---- ESTRATTO DEL TESTO

In dottrina, peraltro, vi è stato chi ha mosso alcune riserve sulla scelta operata dal legislatore,
rilevando come sarebbe stato più opportuno collocare la previsione dell’art. 62-sexies
nel II comma dell’art. 39 [100],
così da inserire gli studi di settore nell’ambito di un accertamento di natura induttivo-extracontabile.
In senso contrario, tuttavia, è stato rilevato [101]
come “per rimanere nell’ambito del I comma e non trasmodare nel II comma dell’art.
39 è sufficiente che l’uso del congegno presuntivo serva non a determinare il dato complessivo
“reddito d’impresa” ma solo una “parte” – i ricavi complessivi
– del “tutto” – il reddito –“, così come avviene, del resto,
con gli studi di settore.
Affinché non si produca l’effetto di un “surrettizio condono permanente di massa”,
inoltre, è stata evidenziata [102],
l’importanza che riveste il frequente esercizio, da parte dell’Ufficio accertatore, del
potere di procedere anche all’accertamento analitico ed analitico-induttivo “individuale”.

--------
---- DATI FORNITI

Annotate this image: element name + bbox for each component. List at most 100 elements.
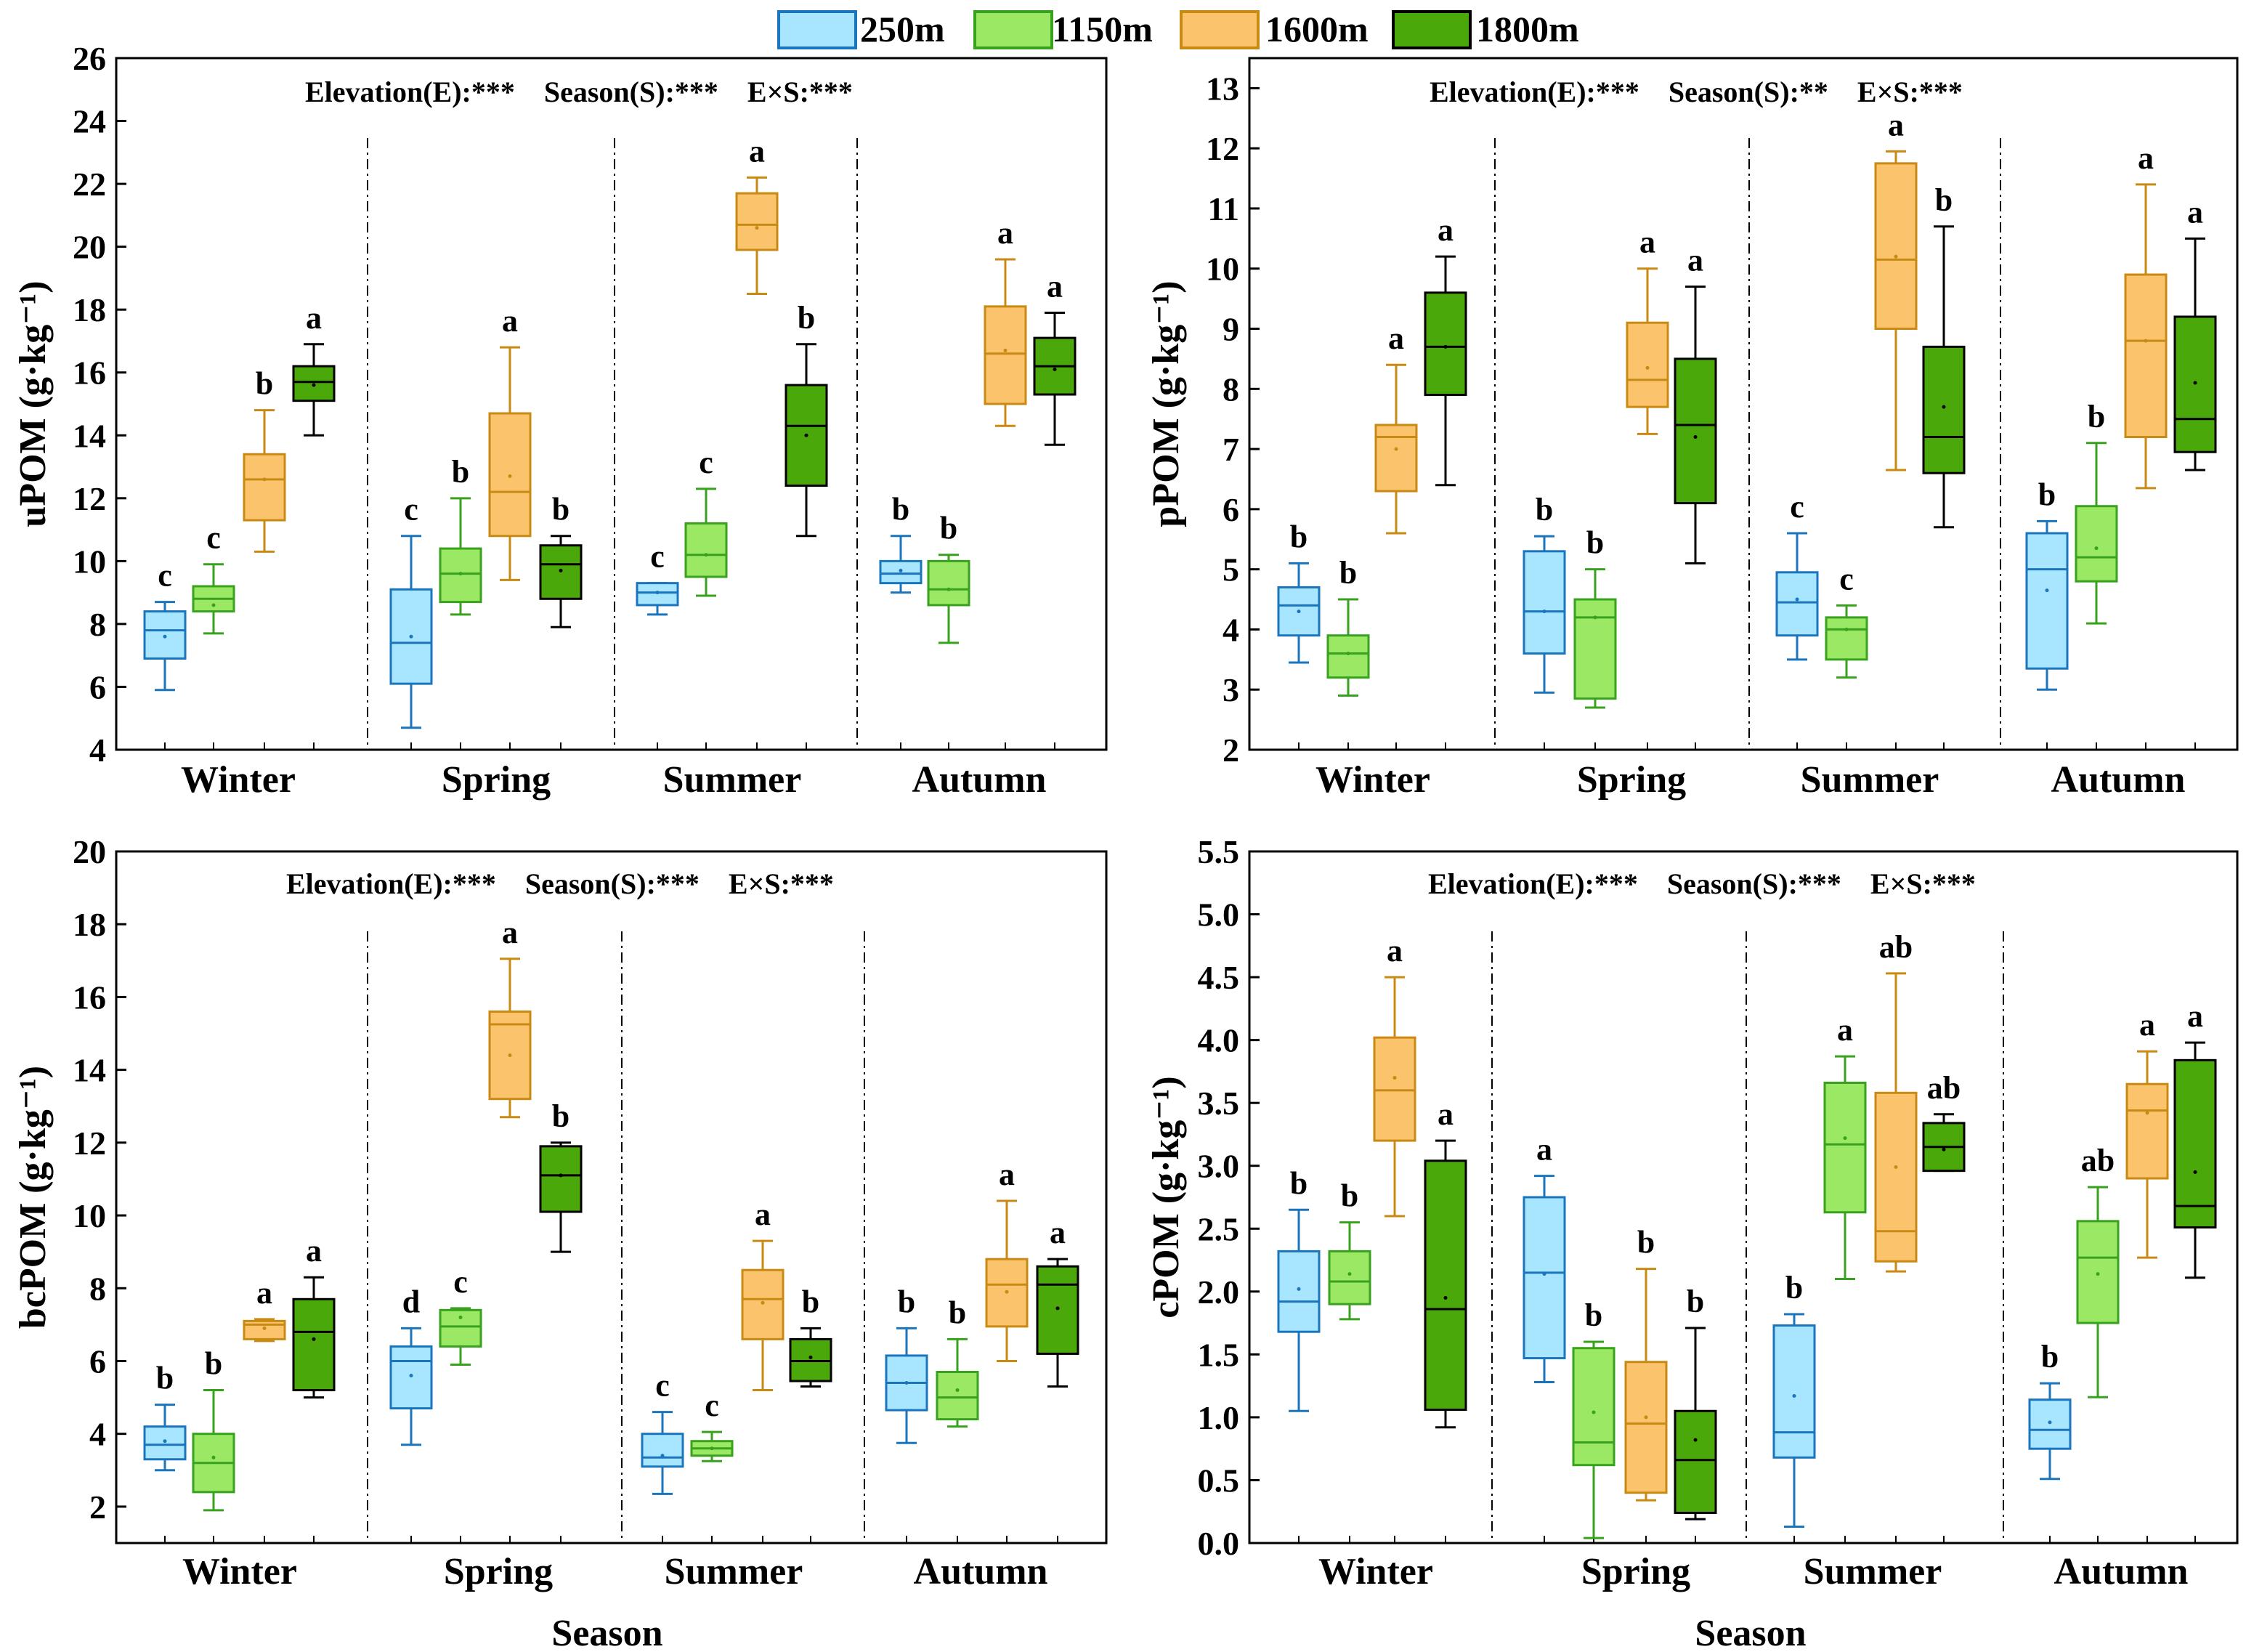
ppom-panel: 2 3 4 5 6 7 8 9 10 11 12 13 pPOM (g·kg⁻¹) Winter Sprin… (1146, 57, 2239, 801)
significance-letter: a (1837, 1012, 1853, 1048)
iqr-box (1922, 345, 1966, 474)
significance-letter: a (1047, 269, 1063, 304)
significance-letter: c (650, 539, 665, 575)
ppom-ytick-label-10: 12 (1206, 130, 1239, 167)
bcpom-box-autumn-1150m: b (936, 1295, 979, 1428)
iqr-box (1874, 162, 1918, 331)
iqr-box (1424, 291, 1467, 397)
upom-box-autumn-1600m: a (984, 215, 1027, 427)
bcpom-ytick-label-4: 10 (73, 1197, 106, 1234)
mean-marker (1942, 1147, 1946, 1151)
cpom-stats-annotation: Elevation(E):*** Season(S):*** E×S:*** (1428, 867, 1976, 900)
mean-marker (1053, 367, 1057, 371)
ppom-season-label-spring: Spring (1577, 759, 1686, 801)
significance-letter: d (402, 1284, 420, 1319)
iqr-box (1328, 1250, 1371, 1305)
significance-letter: b (798, 300, 815, 336)
mean-marker (211, 603, 216, 607)
iqr-box (1523, 1196, 1566, 1360)
cpom-season-label-spring: Spring (1581, 1551, 1690, 1592)
ppom-box-winter-1150m: b (1326, 555, 1370, 697)
mean-marker (808, 1355, 813, 1359)
mean-marker (1297, 610, 1301, 614)
cpom-panel: 0.0 0.5 1.0 1.5 2.0 2.5 3.0 3.5 4.0 4.5 5.0 5.5 cPOM… (1146, 833, 2239, 1652)
ppom-ytick-label-4: 6 (1223, 491, 1239, 528)
mean-marker (211, 1455, 216, 1459)
legend-swatch-250m (777, 10, 857, 49)
significance-letter: b (898, 1284, 915, 1319)
iqr-box (2125, 1082, 2169, 1180)
significance-letter: c (158, 558, 172, 594)
cpom-y-axis-label: cPOM (g·kg⁻¹) (1146, 1076, 1187, 1318)
iqr-box (2076, 1220, 2120, 1324)
iqr-box (1326, 634, 1370, 679)
mean-marker (1894, 1165, 1898, 1169)
significance-letter: a (2138, 140, 2154, 176)
significance-letter: a (1687, 243, 1703, 278)
bcpom-ytick-label-2: 6 (89, 1343, 106, 1380)
significance-letter: b (452, 454, 469, 490)
cpom-ytick-label-9: 4.5 (1198, 959, 1240, 996)
ppom-ytick-label-5: 7 (1223, 431, 1239, 468)
bcpom-box-summer-250m: c (641, 1368, 684, 1495)
significance-letter: c (206, 520, 221, 556)
ppom-box-summer-250m: c (1775, 489, 1819, 661)
bcpom-ytick-label-6: 14 (73, 1052, 106, 1089)
ppom-ytick-label-6: 8 (1223, 371, 1239, 408)
upom-plot-frame (115, 57, 1108, 751)
upom-box-spring-250m: c (389, 492, 433, 729)
mean-marker (1003, 348, 1008, 352)
iqr-box (1874, 1091, 1918, 1263)
significance-letter: b (2088, 399, 2105, 434)
upom-ytick-label-4: 12 (73, 480, 106, 517)
mean-marker (409, 634, 413, 639)
cpom-box-autumn-250m: b (2028, 1339, 2072, 1481)
ppom-season-label-autumn: Autumn (2051, 759, 2186, 801)
mean-marker (755, 226, 759, 230)
cpom-box-spring-250m: a (1523, 1132, 1566, 1383)
legend-item-1600m: 1600m (1180, 9, 1369, 49)
cpom-ytick-label-1: 0.5 (1198, 1462, 1240, 1499)
ppom-ytick-label-3: 5 (1223, 551, 1239, 588)
bcpom-x-axis-label: Season (551, 1613, 662, 1652)
mean-marker (2048, 1420, 2052, 1425)
cpom-ytick-label-10: 5.0 (1198, 896, 1240, 934)
mean-marker (1792, 1393, 1796, 1398)
bcpom-box-winter-1150m: b (192, 1346, 235, 1512)
iqr-box (292, 1297, 336, 1392)
ppom-box-summer-1600m: a (1874, 107, 1918, 471)
ppom-box-spring-1800m: a (1674, 243, 1717, 564)
ppom-box-autumn-250m: b (2025, 477, 2069, 691)
cpom-box-summer-1600m: ab (1874, 929, 1918, 1273)
legend-item-1150m: 1150m (973, 9, 1153, 49)
cpom-box-summer-250m: b (1772, 1270, 1816, 1528)
iqr-box (539, 1145, 583, 1213)
ppom-box-spring-1150m: b (1573, 525, 1617, 709)
mean-marker (262, 1326, 267, 1330)
iqr-box (1626, 321, 1669, 408)
bcpom-box-summer-1800m: b (789, 1284, 832, 1388)
significance-letter: a (749, 133, 765, 169)
iqr-box (735, 192, 779, 251)
significance-letter: b (892, 492, 909, 527)
cpom-box-spring-1150m: b (1572, 1297, 1615, 1539)
cpom-x-axis-label: Season (1695, 1613, 1806, 1652)
mean-marker (312, 1337, 316, 1341)
iqr-box (2173, 1058, 2217, 1229)
iqr-box (927, 559, 970, 607)
mean-marker (163, 1439, 167, 1444)
significance-letter: a (2187, 194, 2203, 230)
mean-marker (458, 1315, 463, 1319)
mean-marker (2094, 546, 2099, 551)
significance-letter: b (1339, 555, 1357, 591)
mean-marker (1693, 435, 1698, 440)
ppom-box-winter-1600m: a (1374, 320, 1418, 535)
bcpom-ytick-label-1: 4 (89, 1416, 106, 1453)
upom-season-label-summer: Summer (663, 759, 802, 801)
iqr-box (1674, 1409, 1717, 1514)
cpom-box-summer-1800m: ab (1922, 1070, 1966, 1173)
significance-letter: b (1637, 1225, 1655, 1260)
cpom-box-summer-1150m: a (1823, 1012, 1867, 1281)
iqr-box (1825, 616, 1868, 661)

--------

_PARTI DELL'ESERCIZIO_:
[1] Riporta il passo del brano sugli studi di settore che si apre con le parole contenenti "In dottrina, peraltro, vi" e si chiude con "di natura induttivo-extracontabile.".
[2] Secondo il brano sugli studi di settore, in quale comma dell'art. 39 chi ha mosso riserve avrebbe ritenuto più opportuno collocare la previsione dell'art. 62-sexies?

_LE SOLUZIONI_:
[1]
In dottrina, peraltro, vi è stato chi ha mosso alcune riserve sulla scelta operata dal legislatore,
rilevando come sarebbe stato più opportuno collocare la previsione dell’art. 62-sexies
nel II comma dell’art. 39 [100],
così da inserire gli studi di settore nell’ambito di un accertamento di natura induttivo-extracontabile.

[2] Nel II comma dell'art. 39.